PROBLEM STATEMENT: Using the listing below, please gather every line containing the word "急诊科全体医护人员".

RECORDS FOR THIS TASK:
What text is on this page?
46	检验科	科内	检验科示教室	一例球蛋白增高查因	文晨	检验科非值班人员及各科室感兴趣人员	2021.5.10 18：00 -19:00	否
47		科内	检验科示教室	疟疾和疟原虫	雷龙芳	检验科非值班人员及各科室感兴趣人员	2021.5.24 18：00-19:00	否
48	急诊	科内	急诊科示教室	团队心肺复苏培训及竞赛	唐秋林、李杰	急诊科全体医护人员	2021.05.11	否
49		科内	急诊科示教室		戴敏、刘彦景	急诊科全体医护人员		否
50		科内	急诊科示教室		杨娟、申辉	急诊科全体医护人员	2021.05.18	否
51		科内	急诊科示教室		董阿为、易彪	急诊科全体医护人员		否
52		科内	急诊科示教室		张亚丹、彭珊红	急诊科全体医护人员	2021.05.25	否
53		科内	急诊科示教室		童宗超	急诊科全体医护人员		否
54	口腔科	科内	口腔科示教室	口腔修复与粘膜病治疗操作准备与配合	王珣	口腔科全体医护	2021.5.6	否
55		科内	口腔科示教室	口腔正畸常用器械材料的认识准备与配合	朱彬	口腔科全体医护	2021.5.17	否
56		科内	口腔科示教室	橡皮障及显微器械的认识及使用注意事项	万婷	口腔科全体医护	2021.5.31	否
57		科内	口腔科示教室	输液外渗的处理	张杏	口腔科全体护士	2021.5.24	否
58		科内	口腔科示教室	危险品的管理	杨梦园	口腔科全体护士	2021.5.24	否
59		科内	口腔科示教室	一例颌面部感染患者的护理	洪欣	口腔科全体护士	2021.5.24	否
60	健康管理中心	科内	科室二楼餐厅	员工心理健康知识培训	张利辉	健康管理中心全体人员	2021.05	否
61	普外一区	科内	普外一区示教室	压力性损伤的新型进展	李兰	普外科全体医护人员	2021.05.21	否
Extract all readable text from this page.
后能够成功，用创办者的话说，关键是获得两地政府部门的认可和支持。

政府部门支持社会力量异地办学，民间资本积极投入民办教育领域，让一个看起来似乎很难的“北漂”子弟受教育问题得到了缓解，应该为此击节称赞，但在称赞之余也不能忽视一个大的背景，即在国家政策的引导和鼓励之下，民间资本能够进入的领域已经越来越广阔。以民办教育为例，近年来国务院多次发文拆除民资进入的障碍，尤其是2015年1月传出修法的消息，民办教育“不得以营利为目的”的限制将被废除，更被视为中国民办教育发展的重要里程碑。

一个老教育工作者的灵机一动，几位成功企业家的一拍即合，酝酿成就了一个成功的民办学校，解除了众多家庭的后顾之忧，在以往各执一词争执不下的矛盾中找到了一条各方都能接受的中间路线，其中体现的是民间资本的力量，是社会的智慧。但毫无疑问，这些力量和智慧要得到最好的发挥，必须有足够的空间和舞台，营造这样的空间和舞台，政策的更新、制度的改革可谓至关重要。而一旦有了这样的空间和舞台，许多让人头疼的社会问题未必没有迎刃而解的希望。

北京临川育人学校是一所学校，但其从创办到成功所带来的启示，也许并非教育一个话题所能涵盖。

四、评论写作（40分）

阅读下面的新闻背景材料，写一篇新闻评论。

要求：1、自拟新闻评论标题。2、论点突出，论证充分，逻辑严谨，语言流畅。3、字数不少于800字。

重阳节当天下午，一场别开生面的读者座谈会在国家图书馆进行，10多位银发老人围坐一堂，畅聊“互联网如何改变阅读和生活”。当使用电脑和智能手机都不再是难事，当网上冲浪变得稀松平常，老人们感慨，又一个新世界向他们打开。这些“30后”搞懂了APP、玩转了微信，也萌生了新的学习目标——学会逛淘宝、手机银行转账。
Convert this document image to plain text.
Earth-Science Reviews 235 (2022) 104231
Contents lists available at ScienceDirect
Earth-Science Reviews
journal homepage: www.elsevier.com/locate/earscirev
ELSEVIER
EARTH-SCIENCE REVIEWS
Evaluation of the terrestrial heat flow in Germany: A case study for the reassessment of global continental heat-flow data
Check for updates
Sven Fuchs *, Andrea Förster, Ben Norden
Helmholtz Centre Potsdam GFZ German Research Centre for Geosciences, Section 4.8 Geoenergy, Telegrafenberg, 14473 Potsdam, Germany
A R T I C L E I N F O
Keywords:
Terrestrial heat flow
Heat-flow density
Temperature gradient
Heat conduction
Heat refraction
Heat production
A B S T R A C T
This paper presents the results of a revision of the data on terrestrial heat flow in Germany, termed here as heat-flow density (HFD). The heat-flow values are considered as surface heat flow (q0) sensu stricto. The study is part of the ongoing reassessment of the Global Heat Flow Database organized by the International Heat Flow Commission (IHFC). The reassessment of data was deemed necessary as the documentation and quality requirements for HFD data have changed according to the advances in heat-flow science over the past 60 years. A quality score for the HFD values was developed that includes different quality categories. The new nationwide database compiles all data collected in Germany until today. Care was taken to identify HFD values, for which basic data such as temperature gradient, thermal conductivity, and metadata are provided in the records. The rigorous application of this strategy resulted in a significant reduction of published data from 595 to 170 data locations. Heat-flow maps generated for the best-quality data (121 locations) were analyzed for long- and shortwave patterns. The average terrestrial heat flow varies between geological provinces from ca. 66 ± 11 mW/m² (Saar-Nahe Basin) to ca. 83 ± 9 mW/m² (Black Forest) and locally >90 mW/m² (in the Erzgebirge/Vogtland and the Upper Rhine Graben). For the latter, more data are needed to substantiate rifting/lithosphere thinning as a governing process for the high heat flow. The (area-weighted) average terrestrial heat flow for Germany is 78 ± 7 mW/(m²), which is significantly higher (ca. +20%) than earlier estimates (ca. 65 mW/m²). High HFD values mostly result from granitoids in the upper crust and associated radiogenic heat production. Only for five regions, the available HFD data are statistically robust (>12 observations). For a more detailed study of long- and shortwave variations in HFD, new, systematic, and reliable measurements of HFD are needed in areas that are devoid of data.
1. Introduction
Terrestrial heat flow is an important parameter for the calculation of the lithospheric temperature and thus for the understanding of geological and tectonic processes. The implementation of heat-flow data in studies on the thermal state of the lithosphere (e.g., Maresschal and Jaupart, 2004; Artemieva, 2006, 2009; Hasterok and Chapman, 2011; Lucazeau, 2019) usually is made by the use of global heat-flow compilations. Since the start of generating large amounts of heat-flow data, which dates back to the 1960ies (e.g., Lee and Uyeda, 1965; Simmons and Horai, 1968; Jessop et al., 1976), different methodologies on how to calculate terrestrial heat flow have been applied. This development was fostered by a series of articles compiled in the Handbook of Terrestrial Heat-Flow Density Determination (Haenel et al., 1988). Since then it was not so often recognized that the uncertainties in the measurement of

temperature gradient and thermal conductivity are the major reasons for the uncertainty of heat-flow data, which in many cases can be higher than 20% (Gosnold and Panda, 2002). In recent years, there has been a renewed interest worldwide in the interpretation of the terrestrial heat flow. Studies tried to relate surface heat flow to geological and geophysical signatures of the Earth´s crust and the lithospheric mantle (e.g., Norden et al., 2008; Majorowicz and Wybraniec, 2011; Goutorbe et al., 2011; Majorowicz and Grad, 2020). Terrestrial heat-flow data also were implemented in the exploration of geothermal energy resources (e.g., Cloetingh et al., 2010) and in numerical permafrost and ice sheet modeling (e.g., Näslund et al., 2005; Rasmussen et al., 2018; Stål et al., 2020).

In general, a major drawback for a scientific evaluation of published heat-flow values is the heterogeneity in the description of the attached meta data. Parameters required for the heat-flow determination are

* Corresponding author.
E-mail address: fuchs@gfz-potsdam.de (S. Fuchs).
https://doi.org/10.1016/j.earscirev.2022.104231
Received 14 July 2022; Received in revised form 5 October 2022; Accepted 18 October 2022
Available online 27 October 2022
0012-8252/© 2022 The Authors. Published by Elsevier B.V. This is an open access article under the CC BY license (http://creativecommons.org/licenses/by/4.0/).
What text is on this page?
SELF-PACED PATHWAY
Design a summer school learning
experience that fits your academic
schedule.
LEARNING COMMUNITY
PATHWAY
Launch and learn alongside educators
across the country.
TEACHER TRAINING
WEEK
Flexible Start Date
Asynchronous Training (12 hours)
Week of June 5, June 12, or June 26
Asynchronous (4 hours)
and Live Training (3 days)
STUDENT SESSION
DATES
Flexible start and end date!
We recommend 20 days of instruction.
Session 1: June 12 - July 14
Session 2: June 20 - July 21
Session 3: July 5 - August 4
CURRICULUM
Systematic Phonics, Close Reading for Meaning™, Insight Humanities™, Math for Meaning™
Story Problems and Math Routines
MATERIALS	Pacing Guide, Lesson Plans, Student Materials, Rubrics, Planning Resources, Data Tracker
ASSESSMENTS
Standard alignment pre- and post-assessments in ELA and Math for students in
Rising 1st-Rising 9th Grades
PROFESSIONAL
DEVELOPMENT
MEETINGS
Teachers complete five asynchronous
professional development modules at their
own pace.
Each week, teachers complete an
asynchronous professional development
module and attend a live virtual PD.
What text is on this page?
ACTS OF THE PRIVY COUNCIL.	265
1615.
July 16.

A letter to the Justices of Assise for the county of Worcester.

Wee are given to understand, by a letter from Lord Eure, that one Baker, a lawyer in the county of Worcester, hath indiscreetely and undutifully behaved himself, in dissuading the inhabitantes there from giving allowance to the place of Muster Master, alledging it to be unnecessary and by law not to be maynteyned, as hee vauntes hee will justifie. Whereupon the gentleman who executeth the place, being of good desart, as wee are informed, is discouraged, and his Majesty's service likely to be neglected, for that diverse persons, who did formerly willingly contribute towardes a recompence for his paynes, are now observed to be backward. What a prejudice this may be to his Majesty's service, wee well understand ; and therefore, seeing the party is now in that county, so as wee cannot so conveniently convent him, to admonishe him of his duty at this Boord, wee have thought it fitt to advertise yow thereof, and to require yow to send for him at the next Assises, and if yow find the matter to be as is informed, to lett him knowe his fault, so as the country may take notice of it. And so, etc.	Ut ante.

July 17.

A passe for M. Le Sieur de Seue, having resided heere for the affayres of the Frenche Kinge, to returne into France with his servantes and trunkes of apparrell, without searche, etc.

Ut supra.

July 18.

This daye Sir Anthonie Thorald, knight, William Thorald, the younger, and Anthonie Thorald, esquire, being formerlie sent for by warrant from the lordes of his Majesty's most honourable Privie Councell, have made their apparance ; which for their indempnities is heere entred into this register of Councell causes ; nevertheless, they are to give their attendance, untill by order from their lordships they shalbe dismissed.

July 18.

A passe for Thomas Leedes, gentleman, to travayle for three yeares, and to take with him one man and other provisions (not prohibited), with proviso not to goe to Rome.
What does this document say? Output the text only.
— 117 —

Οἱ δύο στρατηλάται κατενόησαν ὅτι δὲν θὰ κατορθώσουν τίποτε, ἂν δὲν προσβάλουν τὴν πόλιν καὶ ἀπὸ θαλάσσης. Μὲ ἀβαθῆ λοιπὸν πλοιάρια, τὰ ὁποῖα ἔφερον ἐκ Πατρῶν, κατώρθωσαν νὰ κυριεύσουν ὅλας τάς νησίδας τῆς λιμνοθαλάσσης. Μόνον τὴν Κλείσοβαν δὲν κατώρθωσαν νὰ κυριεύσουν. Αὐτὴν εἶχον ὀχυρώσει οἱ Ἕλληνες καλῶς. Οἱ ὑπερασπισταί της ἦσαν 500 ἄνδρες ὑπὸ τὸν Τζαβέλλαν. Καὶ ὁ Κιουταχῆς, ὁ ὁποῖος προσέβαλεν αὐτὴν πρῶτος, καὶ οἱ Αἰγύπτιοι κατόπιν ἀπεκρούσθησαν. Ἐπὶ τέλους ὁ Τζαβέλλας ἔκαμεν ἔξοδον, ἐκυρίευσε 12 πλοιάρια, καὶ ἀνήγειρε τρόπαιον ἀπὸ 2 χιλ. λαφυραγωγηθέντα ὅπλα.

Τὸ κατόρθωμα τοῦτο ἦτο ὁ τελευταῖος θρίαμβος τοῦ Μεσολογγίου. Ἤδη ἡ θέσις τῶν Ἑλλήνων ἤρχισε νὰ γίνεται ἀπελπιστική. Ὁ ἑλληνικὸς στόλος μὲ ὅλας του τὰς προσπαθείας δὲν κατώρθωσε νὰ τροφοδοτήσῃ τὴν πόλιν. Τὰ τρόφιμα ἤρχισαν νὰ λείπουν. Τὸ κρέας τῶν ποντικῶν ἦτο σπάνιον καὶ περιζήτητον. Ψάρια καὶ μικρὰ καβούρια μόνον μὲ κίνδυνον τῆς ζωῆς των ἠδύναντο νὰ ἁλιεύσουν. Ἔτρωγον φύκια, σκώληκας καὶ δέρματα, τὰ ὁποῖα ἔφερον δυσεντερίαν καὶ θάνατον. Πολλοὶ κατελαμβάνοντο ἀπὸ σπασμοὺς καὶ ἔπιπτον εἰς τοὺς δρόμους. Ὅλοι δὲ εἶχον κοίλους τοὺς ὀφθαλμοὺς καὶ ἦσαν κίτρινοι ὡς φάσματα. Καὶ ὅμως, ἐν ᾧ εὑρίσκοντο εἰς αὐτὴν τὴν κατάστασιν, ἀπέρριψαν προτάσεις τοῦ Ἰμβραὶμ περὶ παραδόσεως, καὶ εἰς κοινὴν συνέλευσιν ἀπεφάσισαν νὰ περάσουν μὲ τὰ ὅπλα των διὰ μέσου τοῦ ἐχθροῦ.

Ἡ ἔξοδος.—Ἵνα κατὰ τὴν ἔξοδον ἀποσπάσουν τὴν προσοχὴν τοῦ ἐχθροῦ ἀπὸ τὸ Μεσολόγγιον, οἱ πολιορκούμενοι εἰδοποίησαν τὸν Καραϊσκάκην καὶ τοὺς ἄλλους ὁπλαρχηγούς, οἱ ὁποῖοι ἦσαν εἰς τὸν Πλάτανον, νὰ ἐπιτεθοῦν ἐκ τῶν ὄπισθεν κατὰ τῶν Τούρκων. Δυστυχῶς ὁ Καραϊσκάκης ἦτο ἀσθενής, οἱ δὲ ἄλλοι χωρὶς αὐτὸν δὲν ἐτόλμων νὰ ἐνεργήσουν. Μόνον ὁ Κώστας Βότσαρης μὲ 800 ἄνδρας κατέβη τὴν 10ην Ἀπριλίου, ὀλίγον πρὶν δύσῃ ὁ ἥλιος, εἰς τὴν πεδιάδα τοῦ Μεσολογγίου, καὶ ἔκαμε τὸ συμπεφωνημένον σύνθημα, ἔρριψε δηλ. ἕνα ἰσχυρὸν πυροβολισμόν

CORRECT OUTPUT:
48	急诊	科内	急诊科示教室	团队心肺复苏培训及竞赛	唐秋林、李杰	急诊科全体医护人员	2021.05.11	否
49		科内	急诊科示教室		戴敏、刘彦景	急诊科全体医护人员		否
50		科内	急诊科示教室		杨娟、申辉	急诊科全体医护人员	2021.05.18	否
51		科内	急诊科示教室		董阿为、易彪	急诊科全体医护人员		否
52		科内	急诊科示教室		张亚丹、彭珊红	急诊科全体医护人员	2021.05.25	否
53		科内	急诊科示教室		童宗超	急诊科全体医护人员		否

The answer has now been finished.